**WHAT IS REQUIRED:** Reproduce all the entries precisely.

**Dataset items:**
<<<<

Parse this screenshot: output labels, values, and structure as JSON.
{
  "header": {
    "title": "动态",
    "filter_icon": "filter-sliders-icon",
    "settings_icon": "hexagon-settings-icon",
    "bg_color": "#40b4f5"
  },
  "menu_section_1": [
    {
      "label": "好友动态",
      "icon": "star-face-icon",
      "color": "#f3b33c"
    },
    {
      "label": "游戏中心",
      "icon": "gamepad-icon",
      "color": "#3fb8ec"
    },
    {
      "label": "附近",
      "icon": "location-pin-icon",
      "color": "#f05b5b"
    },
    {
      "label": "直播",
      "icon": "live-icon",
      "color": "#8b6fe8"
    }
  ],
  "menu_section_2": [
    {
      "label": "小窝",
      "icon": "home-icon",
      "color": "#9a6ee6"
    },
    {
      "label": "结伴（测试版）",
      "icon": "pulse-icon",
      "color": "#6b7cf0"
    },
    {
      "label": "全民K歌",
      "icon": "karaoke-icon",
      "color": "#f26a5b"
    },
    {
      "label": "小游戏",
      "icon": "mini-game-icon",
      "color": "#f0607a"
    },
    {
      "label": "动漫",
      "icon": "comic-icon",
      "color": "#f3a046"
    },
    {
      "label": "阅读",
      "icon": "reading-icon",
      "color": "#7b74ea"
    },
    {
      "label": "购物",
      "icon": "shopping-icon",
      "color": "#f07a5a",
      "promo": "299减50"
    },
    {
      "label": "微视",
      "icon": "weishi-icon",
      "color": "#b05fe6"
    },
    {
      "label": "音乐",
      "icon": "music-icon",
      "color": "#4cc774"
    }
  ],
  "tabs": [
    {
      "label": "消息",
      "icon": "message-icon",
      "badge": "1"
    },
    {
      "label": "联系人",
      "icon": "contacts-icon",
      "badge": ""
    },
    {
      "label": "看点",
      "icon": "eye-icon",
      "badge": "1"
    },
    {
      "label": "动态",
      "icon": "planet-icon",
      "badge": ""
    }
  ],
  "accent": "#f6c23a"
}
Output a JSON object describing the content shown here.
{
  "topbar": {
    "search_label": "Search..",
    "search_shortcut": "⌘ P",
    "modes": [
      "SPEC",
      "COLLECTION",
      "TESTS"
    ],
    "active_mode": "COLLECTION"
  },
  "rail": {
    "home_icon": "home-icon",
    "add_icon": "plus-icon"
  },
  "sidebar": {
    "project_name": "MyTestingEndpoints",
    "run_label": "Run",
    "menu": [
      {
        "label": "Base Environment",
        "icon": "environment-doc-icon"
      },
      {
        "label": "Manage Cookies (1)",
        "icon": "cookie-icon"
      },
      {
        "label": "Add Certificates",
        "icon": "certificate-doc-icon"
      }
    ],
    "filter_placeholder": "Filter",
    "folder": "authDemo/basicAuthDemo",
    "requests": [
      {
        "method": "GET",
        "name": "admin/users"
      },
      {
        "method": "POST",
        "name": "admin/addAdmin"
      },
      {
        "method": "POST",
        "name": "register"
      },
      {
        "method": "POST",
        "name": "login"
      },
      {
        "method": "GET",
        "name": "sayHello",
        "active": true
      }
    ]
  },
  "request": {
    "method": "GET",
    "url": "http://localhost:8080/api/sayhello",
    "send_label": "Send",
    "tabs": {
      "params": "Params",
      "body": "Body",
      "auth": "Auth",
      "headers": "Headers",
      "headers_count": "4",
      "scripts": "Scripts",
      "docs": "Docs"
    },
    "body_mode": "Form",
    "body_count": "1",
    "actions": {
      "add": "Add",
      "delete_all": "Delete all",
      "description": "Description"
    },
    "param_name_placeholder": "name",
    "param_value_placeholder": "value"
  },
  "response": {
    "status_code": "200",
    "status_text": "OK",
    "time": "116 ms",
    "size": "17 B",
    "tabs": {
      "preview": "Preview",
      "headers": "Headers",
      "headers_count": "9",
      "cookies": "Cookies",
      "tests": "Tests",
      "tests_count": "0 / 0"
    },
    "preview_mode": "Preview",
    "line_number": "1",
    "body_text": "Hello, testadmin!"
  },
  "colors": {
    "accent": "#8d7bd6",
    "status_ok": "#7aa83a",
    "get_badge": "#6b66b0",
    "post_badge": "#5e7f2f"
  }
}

>>>>

**COMPLETED EXERCISE:**
Parse this screenshot: output labels, values, and structure as JSON.
{
  "header": {
    "title": "动态",
    "filter_icon": "filter-sliders-icon",
    "settings_icon": "hexagon-settings-icon",
    "bg_color": "#40b4f5"
  },
  "menu_section_1": [
    {
      "label": "好友动态",
      "icon": "star-face-icon",
      "color": "#f3b33c"
    },
    {
      "label": "游戏中心",
      "icon": "gamepad-icon",
      "color": "#3fb8ec"
    },
    {
      "label": "附近",
      "icon": "location-pin-icon",
      "color": "#f05b5b"
    },
    {
      "label": "直播",
      "icon": "live-icon",
      "color": "#8b6fe8"
    }
  ],
  "menu_section_2": [
    {
      "label": "小窝",
      "icon": "home-icon",
      "color": "#9a6ee6"
    },
    {
      "label": "结伴（测试版）",
      "icon": "pulse-icon",
      "color": "#6b7cf0"
    },
    {
      "label": "全民K歌",
      "icon": "karaoke-icon",
      "color": "#f26a5b"
    },
    {
      "label": "小游戏",
      "icon": "mini-game-icon",
      "color": "#f0607a"
    },
    {
      "label": "动漫",
      "icon": "comic-icon",
      "color": "#f3a046"
    },
    {
      "label": "阅读",
      "icon": "reading-icon",
      "color": "#7b74ea"
    },
    {
      "label": "购物",
      "icon": "shopping-icon",
      "color": "#f07a5a",
      "promo": "299减50"
    },
    {
      "label": "微视",
      "icon": "weishi-icon",
      "color": "#b05fe6"
    },
    {
      "label": "音乐",
      "icon": "music-icon",
      "color": "#4cc774"
    }
  ],
  "tabs": [
    {
      "label": "消息",
      "icon": "message-icon",
      "badge": "1"
    },
    {
      "label": "联系人",
      "icon": "contacts-icon",
      "badge": ""
    },
    {
      "label": "看点",
      "icon": "eye-icon",
      "badge": "1"
    },
    {
      "label": "动态",
      "icon": "planet-icon",
      "badge": ""
    }
  ],
  "accent": "#f6c23a"
}
Output a JSON object describing the content shown here.
{
  "topbar": {
    "search_label": "Search..",
    "search_shortcut": "⌘ P",
    "modes": [
      "SPEC",
      "COLLECTION",
      "TESTS"
    ],
    "active_mode": "COLLECTION"
  },
  "rail": {
    "home_icon": "home-icon",
    "add_icon": "plus-icon"
  },
  "sidebar": {
    "project_name": "MyTestingEndpoints",
    "run_label": "Run",
    "menu": [
      {
        "label": "Base Environment",
        "icon": "environment-doc-icon"
      },
      {
        "label": "Manage Cookies (1)",
        "icon": "cookie-icon"
      },
      {
        "label": "Add Certificates",
        "icon": "certificate-doc-icon"
      }
    ],
    "filter_placeholder": "Filter",
    "folder": "authDemo/basicAuthDemo",
    "requests": [
      {
        "method": "GET",
        "name": "admin/users"
      },
      {
        "method": "POST",
        "name": "admin/addAdmin"
      },
      {
        "method": "POST",
        "name": "register"
      },
      {
        "method": "POST",
        "name": "login"
      },
      {
        "method": "GET",
        "name": "sayHello",
        "active": true
      }
    ]
  },
  "request": {
    "method": "GET",
    "url": "http://localhost:8080/api/sayhello",
    "send_label": "Send",
    "tabs": {
      "params": "Params",
      "body": "Body",
      "auth": "Auth",
      "headers": "Headers",
      "headers_count": "4",
      "scripts": "Scripts",
      "docs": "Docs"
    },
    "body_mode": "Form",
    "body_count": "1",
    "actions": {
      "add": "Add",
      "delete_all": "Delete all",
      "description": "Description"
    },
    "param_name_placeholder": "name",
    "param_value_placeholder": "value"
  },
  "response": {
    "status_code": "200",
    "status_text": "OK",
    "time": "116 ms",
    "size": "17 B",
    "tabs": {
      "preview": "Preview",
      "headers": "Headers",
      "headers_count": "9",
      "cookies": "Cookies",
      "tests": "Tests",
      "tests_count": "0 / 0"
    },
    "preview_mode": "Preview",
    "line_number": "1",
    "body_text": "Hello, testadmin!"
  },
  "colors": {
    "accent": "#8d7bd6",
    "status_ok": "#7aa83a",
    "get_badge": "#6b66b0",
    "post_badge": "#5e7f2f"
  }
}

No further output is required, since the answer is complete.